Quoted passage =>
◇ ◇ ◇ ◇

Thanks for all the feedback. I hope I can address some of the points brought up on this thread:
1) I would like to explain why the unit is housed in the left side of this case.
Most people are right handed. By housing the kindle in the left side and holding it with the left hand, it is easier to use the right hand to write something in the notepad or navigate the keyboard or buttons. 
The downside is that the design won't benefit left handed people as much as right handed people. However, we do intend to produce another version of the case that has the Kindle housed in the right side of the case. 
2) The housing design ( rather than the 4 corner strap ) for the MaxGuard eReader Jacket provides a more secure way to lock the kindle in the jacket and also maximizes the protection to the surface area without impairing access to the functionality of Kindle 2. We thought this was a better design.
3) For the WaterGuard Waterproof Case, we are quite encouraged by the feedback from this community. Indeed, the case is designed specifically for Kindle 2 and provides a tailor-made pocket to house the Kindle 2. For the postage issue raised, we are asking our technicians to look into implementing the USPS real time shipping tool so that buyers can decide what mailing service they want to use and pay the rate for the service rendered. This might take a little bit time. I will update this once this is done.
Hope this addresses the feedback we received. Thanks again and have a good night.


----------



## drenee (Nov 11, 2008)

Kevin, thanks for reading the Boards and listening to the concerns.  I can tell you that you will get very dedicated customers who love to give referrals.

◇ ◇ ◇ ◇

Task list =>
**1.** In the Kindle case post, rewrite the paragraph beginning "3) For the WaterGuard Waterproof Case" as a short bulleted list that keeps its main facts.
**2.** Reproduce the Kindle case post between "Most people are" and "keyboard or buttons.", inclusive.

◇ ◇ ◇ ◇

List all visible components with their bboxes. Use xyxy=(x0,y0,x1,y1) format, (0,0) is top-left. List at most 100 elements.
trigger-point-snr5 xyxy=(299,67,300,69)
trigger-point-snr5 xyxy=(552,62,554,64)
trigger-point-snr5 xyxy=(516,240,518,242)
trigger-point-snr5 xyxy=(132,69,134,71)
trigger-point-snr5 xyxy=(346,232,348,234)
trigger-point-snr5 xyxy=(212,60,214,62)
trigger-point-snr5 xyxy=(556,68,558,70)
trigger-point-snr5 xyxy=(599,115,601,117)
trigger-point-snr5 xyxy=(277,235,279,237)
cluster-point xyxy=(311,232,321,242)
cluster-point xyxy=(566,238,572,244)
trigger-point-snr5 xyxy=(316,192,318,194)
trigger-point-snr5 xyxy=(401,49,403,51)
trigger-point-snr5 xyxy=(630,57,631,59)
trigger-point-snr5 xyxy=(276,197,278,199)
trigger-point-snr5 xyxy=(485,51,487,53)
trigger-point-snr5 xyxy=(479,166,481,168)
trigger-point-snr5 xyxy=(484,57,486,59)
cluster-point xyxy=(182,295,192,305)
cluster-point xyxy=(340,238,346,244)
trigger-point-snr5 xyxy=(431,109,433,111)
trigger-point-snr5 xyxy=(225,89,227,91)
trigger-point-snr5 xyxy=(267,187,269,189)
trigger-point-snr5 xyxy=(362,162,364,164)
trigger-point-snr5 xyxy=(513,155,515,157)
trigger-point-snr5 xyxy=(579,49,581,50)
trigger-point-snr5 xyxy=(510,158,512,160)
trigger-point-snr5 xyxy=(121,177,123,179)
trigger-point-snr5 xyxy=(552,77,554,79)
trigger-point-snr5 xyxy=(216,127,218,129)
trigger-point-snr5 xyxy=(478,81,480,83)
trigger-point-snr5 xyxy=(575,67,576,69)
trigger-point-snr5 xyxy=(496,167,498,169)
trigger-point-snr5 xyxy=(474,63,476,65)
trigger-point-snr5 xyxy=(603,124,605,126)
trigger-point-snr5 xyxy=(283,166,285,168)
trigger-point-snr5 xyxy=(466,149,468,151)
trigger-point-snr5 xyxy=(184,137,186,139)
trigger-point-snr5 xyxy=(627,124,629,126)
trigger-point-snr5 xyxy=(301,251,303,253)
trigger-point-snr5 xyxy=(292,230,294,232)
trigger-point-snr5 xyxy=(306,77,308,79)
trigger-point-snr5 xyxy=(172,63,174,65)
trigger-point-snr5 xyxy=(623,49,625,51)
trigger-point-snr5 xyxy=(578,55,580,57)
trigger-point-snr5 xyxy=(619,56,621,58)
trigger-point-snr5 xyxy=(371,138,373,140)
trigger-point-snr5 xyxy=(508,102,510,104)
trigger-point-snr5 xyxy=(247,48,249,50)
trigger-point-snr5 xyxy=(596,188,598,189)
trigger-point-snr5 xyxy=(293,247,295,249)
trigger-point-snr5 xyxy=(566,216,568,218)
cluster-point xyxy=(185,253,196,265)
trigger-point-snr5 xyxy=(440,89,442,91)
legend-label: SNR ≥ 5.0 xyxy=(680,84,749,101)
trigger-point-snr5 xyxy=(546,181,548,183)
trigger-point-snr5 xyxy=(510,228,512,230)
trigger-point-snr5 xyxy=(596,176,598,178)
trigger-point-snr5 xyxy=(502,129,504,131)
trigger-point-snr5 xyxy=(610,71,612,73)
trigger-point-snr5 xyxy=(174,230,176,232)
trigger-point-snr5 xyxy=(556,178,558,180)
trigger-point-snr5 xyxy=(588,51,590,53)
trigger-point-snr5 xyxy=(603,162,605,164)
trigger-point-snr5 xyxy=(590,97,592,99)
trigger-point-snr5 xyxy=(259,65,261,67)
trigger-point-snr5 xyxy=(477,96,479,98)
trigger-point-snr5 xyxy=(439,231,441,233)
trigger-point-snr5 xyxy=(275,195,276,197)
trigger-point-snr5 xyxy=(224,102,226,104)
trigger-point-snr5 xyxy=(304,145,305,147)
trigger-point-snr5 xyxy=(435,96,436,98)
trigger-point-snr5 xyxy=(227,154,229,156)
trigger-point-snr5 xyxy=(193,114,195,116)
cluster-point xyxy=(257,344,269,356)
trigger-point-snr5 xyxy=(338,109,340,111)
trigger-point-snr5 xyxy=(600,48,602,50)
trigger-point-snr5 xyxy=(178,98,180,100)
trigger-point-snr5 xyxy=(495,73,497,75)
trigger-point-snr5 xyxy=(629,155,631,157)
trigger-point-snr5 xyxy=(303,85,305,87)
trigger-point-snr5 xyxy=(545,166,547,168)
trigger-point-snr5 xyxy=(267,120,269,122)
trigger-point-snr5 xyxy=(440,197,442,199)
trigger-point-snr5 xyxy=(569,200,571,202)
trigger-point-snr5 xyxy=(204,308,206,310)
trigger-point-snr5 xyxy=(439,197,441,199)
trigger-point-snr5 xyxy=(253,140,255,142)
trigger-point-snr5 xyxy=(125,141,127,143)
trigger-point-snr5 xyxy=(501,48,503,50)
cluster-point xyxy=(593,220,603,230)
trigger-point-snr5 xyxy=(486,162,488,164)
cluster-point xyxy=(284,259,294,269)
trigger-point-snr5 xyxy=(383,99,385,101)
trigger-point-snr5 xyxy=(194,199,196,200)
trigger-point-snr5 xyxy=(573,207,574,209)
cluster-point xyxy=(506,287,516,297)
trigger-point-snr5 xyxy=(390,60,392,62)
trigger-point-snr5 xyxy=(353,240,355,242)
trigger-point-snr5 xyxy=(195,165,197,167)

◇ ◇ ◇ ◇

Exercise answers =>
**1.**
- The community's feedback on the WaterGuard Waterproof Case is encouraging.
- The case is designed specifically for the Kindle 2 and has a tailor-made pocket to hold it.
- To address the postage issue, technicians are looking into adding the USPS real-time shipping tool so buyers can choose a mailing service and pay that service's rate.
- This may take some time, and the writer will post an update once it is done.

**2.**
Most people are right handed. By housing the kindle in the left side and holding it with the left hand, it is easier to use the right hand to write something in the notepad or navigate the keyboard or buttons.